Work to be completed
Tally the lines that contain the string "icon" and state that total without comment.
══ Supplied information
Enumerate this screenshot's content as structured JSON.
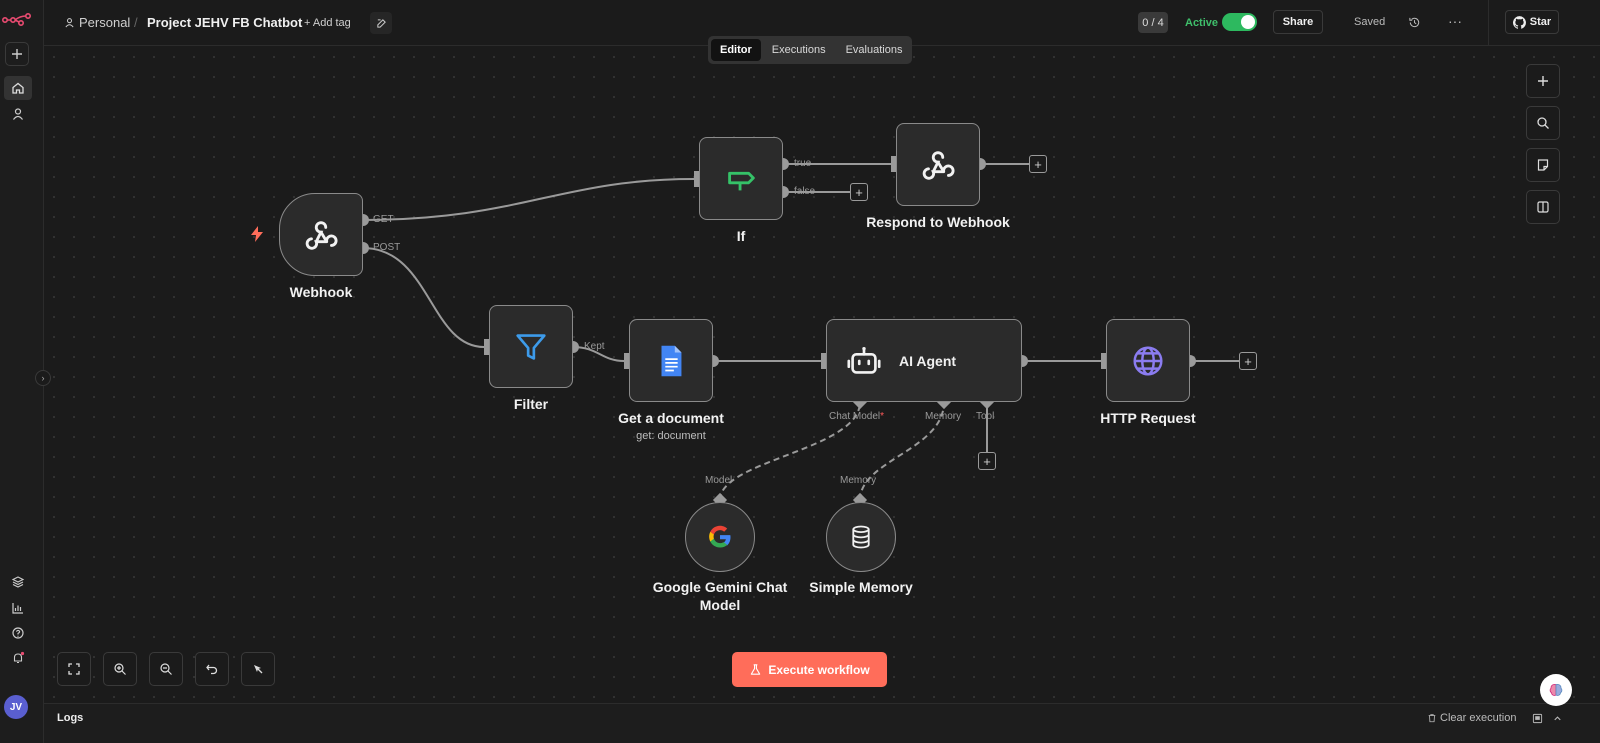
{
  "header": {
    "workspace": "Personal",
    "separator": "/",
    "project_name": "Project JEHV FB Chatbot",
    "add_tag": "+ Add tag",
    "counter": "0 / 4",
    "active_label": "Active",
    "active": true,
    "share": "Share",
    "saved": "Saved",
    "more": "···",
    "star": "Star"
  },
  "tabs": [
    {
      "label": "Editor",
      "active": true
    },
    {
      "label": "Executions",
      "active": false
    },
    {
      "label": "Evaluations",
      "active": false
    }
  ],
  "nodes": {
    "webhook": {
      "label": "Webhook",
      "outputs": [
        "GET",
        "POST"
      ],
      "icon": "webhook-icon"
    },
    "if": {
      "label": "If",
      "outputs": [
        "true",
        "false"
      ],
      "icon": "signpost-icon"
    },
    "respond": {
      "label": "Respond to Webhook",
      "icon": "webhook-icon"
    },
    "filter": {
      "label": "Filter",
      "outputs": [
        "Kept"
      ],
      "icon": "funnel-icon"
    },
    "gdoc": {
      "label": "Get a document",
      "subtitle": "get: document",
      "icon": "google-docs-icon"
    },
    "agent": {
      "label": "AI Agent",
      "inputs": [
        "Chat Model",
        "Memory",
        "Tool"
      ],
      "required_mark": "*",
      "icon": "robot-icon"
    },
    "http": {
      "label": "HTTP Request",
      "icon": "globe-icon"
    },
    "gemini": {
      "label": "Google Gemini Chat Model",
      "port_label": "Model",
      "icon": "google-g-icon"
    },
    "memory": {
      "label": "Simple Memory",
      "port_label": "Memory",
      "icon": "database-icon"
    }
  },
  "execute_button": "Execute workflow",
  "logs": {
    "title": "Logs",
    "clear": "Clear execution"
  },
  "user": {
    "initials": "JV"
  },
  "colors": {
    "accent": "#ff6d5a",
    "active_green": "#2db95f",
    "node_border": "#8a8a8a",
    "canvas_bg": "#1b1b1b"
  }
}
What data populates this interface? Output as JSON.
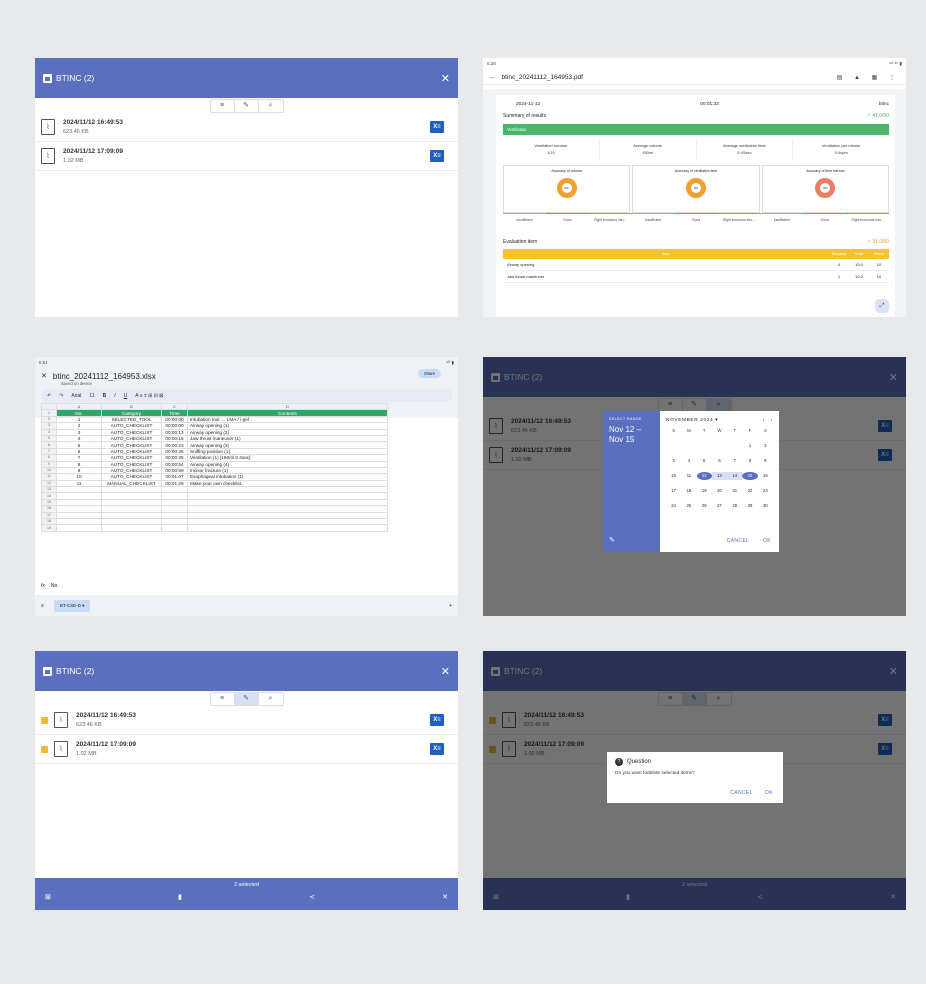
════
Full answer
9